---------- DATA SHOWN ----------

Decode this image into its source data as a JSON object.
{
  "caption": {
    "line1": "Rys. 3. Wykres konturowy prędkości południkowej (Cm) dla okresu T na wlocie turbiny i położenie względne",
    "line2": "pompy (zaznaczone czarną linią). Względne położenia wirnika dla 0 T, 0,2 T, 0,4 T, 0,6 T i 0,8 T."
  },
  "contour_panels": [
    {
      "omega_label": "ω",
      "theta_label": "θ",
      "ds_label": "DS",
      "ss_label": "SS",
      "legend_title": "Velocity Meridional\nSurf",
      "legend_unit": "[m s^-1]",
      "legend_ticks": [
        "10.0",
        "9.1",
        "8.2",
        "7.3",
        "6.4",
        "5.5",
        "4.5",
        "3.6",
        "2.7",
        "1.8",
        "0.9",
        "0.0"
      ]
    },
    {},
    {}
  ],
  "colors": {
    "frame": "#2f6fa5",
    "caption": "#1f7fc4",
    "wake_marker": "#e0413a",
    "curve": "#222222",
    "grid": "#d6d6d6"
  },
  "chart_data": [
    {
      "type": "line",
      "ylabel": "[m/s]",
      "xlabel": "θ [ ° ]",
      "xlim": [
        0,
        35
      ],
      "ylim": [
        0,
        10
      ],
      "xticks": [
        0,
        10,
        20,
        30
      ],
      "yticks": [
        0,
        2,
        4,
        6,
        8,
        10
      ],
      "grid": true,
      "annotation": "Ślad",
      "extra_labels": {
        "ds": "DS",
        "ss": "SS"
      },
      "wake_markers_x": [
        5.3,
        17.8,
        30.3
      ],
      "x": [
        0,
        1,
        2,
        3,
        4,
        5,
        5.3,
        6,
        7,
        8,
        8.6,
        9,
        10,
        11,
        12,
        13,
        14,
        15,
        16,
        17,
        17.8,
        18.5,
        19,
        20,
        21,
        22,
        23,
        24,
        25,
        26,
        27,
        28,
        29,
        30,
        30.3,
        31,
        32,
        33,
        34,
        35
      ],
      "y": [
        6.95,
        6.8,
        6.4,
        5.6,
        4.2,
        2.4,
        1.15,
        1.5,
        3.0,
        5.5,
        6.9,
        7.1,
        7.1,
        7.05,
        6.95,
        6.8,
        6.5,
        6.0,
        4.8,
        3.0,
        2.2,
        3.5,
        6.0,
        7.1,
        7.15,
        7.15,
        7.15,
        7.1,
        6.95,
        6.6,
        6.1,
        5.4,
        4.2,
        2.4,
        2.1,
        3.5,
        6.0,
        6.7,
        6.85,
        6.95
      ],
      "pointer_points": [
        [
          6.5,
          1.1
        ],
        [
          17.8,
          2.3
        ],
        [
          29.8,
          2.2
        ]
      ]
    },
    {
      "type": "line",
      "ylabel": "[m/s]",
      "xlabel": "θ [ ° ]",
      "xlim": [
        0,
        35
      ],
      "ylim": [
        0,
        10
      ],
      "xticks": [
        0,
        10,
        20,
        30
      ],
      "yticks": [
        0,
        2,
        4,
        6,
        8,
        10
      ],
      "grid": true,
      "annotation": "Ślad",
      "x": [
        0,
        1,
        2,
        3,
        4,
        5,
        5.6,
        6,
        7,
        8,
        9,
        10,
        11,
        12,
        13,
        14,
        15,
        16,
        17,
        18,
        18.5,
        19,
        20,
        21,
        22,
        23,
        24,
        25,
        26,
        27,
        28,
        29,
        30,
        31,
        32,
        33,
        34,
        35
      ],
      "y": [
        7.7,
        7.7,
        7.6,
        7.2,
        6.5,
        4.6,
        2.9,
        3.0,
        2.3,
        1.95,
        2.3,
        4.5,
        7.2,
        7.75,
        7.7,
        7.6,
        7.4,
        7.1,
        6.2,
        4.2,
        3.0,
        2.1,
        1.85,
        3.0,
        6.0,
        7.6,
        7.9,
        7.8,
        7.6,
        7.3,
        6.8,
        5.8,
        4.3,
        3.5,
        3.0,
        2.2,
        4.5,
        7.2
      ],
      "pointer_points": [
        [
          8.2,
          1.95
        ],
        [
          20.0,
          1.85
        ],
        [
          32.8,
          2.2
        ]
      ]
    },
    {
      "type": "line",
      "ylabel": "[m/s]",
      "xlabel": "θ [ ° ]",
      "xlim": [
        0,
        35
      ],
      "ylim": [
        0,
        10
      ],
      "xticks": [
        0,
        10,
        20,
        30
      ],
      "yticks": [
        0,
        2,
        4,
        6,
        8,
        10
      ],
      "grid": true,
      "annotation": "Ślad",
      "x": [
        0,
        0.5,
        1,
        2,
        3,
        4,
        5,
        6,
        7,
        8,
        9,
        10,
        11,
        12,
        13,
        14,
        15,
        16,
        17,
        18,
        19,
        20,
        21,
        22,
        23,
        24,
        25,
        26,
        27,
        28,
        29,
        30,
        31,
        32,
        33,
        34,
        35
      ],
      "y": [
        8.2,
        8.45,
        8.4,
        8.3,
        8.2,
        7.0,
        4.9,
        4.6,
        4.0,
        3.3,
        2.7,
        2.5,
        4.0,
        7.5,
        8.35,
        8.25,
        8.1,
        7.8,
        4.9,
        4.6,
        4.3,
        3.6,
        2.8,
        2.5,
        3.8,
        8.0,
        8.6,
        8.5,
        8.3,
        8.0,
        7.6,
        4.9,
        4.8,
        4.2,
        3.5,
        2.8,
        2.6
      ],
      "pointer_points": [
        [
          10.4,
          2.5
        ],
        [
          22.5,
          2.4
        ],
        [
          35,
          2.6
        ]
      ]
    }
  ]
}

----------

[OBJECTIVE] Faithfully copy every entry, leaving nothing out.

[RESULT]
Decode this image into its source data as a JSON object.
{
  "caption": {
    "line1": "Rys. 3. Wykres konturowy prędkości południkowej (Cm) dla okresu T na wlocie turbiny i położenie względne",
    "line2": "pompy (zaznaczone czarną linią). Względne położenia wirnika dla 0 T, 0,2 T, 0,4 T, 0,6 T i 0,8 T."
  },
  "contour_panels": [
    {
      "omega_label": "ω",
      "theta_label": "θ",
      "ds_label": "DS",
      "ss_label": "SS",
      "legend_title": "Velocity Meridional\nSurf",
      "legend_unit": "[m s^-1]",
      "legend_ticks": [
        "10.0",
        "9.1",
        "8.2",
        "7.3",
        "6.4",
        "5.5",
        "4.5",
        "3.6",
        "2.7",
        "1.8",
        "0.9",
        "0.0"
      ]
    },
    {},
    {}
  ],
  "colors": {
    "frame": "#2f6fa5",
    "caption": "#1f7fc4",
    "wake_marker": "#e0413a",
    "curve": "#222222",
    "grid": "#d6d6d6"
  },
  "chart_data": [
    {
      "type": "line",
      "ylabel": "[m/s]",
      "xlabel": "θ [ ° ]",
      "xlim": [
        0,
        35
      ],
      "ylim": [
        0,
        10
      ],
      "xticks": [
        0,
        10,
        20,
        30
      ],
      "yticks": [
        0,
        2,
        4,
        6,
        8,
        10
      ],
      "grid": true,
      "annotation": "Ślad",
      "extra_labels": {
        "ds": "DS",
        "ss": "SS"
      },
      "wake_markers_x": [
        5.3,
        17.8,
        30.3
      ],
      "x": [
        0,
        1,
        2,
        3,
        4,
        5,
        5.3,
        6,
        7,
        8,
        8.6,
        9,
        10,
        11,
        12,
        13,
        14,
        15,
        16,
        17,
        17.8,
        18.5,
        19,
        20,
        21,
        22,
        23,
        24,
        25,
        26,
        27,
        28,
        29,
        30,
        30.3,
        31,
        32,
        33,
        34,
        35
      ],
      "y": [
        6.95,
        6.8,
        6.4,
        5.6,
        4.2,
        2.4,
        1.15,
        1.5,
        3.0,
        5.5,
        6.9,
        7.1,
        7.1,
        7.05,
        6.95,
        6.8,
        6.5,
        6.0,
        4.8,
        3.0,
        2.2,
        3.5,
        6.0,
        7.1,
        7.15,
        7.15,
        7.15,
        7.1,
        6.95,
        6.6,
        6.1,
        5.4,
        4.2,
        2.4,
        2.1,
        3.5,
        6.0,
        6.7,
        6.85,
        6.95
      ],
      "pointer_points": [
        [
          6.5,
          1.1
        ],
        [
          17.8,
          2.3
        ],
        [
          29.8,
          2.2
        ]
      ]
    },
    {
      "type": "line",
      "ylabel": "[m/s]",
      "xlabel": "θ [ ° ]",
      "xlim": [
        0,
        35
      ],
      "ylim": [
        0,
        10
      ],
      "xticks": [
        0,
        10,
        20,
        30
      ],
      "yticks": [
        0,
        2,
        4,
        6,
        8,
        10
      ],
      "grid": true,
      "annotation": "Ślad",
      "x": [
        0,
        1,
        2,
        3,
        4,
        5,
        5.6,
        6,
        7,
        8,
        9,
        10,
        11,
        12,
        13,
        14,
        15,
        16,
        17,
        18,
        18.5,
        19,
        20,
        21,
        22,
        23,
        24,
        25,
        26,
        27,
        28,
        29,
        30,
        31,
        32,
        33,
        34,
        35
      ],
      "y": [
        7.7,
        7.7,
        7.6,
        7.2,
        6.5,
        4.6,
        2.9,
        3.0,
        2.3,
        1.95,
        2.3,
        4.5,
        7.2,
        7.75,
        7.7,
        7.6,
        7.4,
        7.1,
        6.2,
        4.2,
        3.0,
        2.1,
        1.85,
        3.0,
        6.0,
        7.6,
        7.9,
        7.8,
        7.6,
        7.3,
        6.8,
        5.8,
        4.3,
        3.5,
        3.0,
        2.2,
        4.5,
        7.2
      ],
      "pointer_points": [
        [
          8.2,
          1.95
        ],
        [
          20.0,
          1.85
        ],
        [
          32.8,
          2.2
        ]
      ]
    },
    {
      "type": "line",
      "ylabel": "[m/s]",
      "xlabel": "θ [ ° ]",
      "xlim": [
        0,
        35
      ],
      "ylim": [
        0,
        10
      ],
      "xticks": [
        0,
        10,
        20,
        30
      ],
      "yticks": [
        0,
        2,
        4,
        6,
        8,
        10
      ],
      "grid": true,
      "annotation": "Ślad",
      "x": [
        0,
        0.5,
        1,
        2,
        3,
        4,
        5,
        6,
        7,
        8,
        9,
        10,
        11,
        12,
        13,
        14,
        15,
        16,
        17,
        18,
        19,
        20,
        21,
        22,
        23,
        24,
        25,
        26,
        27,
        28,
        29,
        30,
        31,
        32,
        33,
        34,
        35
      ],
      "y": [
        8.2,
        8.45,
        8.4,
        8.3,
        8.2,
        7.0,
        4.9,
        4.6,
        4.0,
        3.3,
        2.7,
        2.5,
        4.0,
        7.5,
        8.35,
        8.25,
        8.1,
        7.8,
        4.9,
        4.6,
        4.3,
        3.6,
        2.8,
        2.5,
        3.8,
        8.0,
        8.6,
        8.5,
        8.3,
        8.0,
        7.6,
        4.9,
        4.8,
        4.2,
        3.5,
        2.8,
        2.6
      ],
      "pointer_points": [
        [
          10.4,
          2.5
        ],
        [
          22.5,
          2.4
        ],
        [
          35,
          2.6
        ]
      ]
    }
  ]
}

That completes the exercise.